→ TASK TO COMPLETE
Transcribe all of the material exactly.

→ Collected data entries
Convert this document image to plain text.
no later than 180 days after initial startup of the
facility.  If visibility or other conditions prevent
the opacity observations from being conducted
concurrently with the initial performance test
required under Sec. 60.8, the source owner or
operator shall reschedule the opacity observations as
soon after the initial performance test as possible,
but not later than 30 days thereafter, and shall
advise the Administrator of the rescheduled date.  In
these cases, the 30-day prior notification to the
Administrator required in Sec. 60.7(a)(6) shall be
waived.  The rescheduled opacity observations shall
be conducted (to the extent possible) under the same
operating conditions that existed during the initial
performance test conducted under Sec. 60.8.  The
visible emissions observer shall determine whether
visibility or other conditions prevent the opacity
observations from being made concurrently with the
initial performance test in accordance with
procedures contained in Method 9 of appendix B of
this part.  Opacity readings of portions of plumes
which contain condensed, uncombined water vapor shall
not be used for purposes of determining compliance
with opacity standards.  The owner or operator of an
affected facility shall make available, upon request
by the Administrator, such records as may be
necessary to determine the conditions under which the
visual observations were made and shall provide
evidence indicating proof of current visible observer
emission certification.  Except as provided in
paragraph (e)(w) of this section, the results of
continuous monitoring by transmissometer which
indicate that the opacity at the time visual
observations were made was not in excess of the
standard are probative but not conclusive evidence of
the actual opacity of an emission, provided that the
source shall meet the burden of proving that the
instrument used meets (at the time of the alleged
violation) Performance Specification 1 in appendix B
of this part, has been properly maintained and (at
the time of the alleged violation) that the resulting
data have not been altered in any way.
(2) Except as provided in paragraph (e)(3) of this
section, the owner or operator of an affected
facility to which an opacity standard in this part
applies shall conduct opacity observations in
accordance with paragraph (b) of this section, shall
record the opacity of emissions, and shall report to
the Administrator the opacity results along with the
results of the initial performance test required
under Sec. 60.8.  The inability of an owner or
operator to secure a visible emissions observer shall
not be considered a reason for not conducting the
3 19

→ FINAL ANSWER
Convert this document image to plain text.
no later than 180 days after initial startup of the
facility.  If visibility or other conditions prevent
the opacity observations from being conducted
concurrently with the initial performance test
required under Sec. 60.8, the source owner or
operator shall reschedule the opacity observations as
soon after the initial performance test as possible,
but not later than 30 days thereafter, and shall
advise the Administrator of the rescheduled date.  In
these cases, the 30-day prior notification to the
Administrator required in Sec. 60.7(a)(6) shall be
waived.  The rescheduled opacity observations shall
be conducted (to the extent possible) under the same
operating conditions that existed during the initial
performance test conducted under Sec. 60.8.  The
visible emissions observer shall determine whether
visibility or other conditions prevent the opacity
observations from being made concurrently with the
initial performance test in accordance with
procedures contained in Method 9 of appendix B of
this part.  Opacity readings of portions of plumes
which contain condensed, uncombined water vapor shall
not be used for purposes of determining compliance
with opacity standards.  The owner or operator of an
affected facility shall make available, upon request
by the Administrator, such records as may be
necessary to determine the conditions under which the
visual observations were made and shall provide
evidence indicating proof of current visible observer
emission certification.  Except as provided in
paragraph (e)(w) of this section, the results of
continuous monitoring by transmissometer which
indicate that the opacity at the time visual
observations were made was not in excess of the
standard are probative but not conclusive evidence of
the actual opacity of an emission, provided that the
source shall meet the burden of proving that the
instrument used meets (at the time of the alleged
violation) Performance Specification 1 in appendix B
of this part, has been properly maintained and (at
the time of the alleged violation) that the resulting
data have not been altered in any way.
(2) Except as provided in paragraph (e)(3) of this
section, the owner or operator of an affected
facility to which an opacity standard in this part
applies shall conduct opacity observations in
accordance with paragraph (b) of this section, shall
record the opacity of emissions, and shall report to
the Administrator the opacity results along with the
results of the initial performance test required
under Sec. 60.8.  The inability of an owner or
operator to secure a visible emissions observer shall
not be considered a reason for not conducting the
3 19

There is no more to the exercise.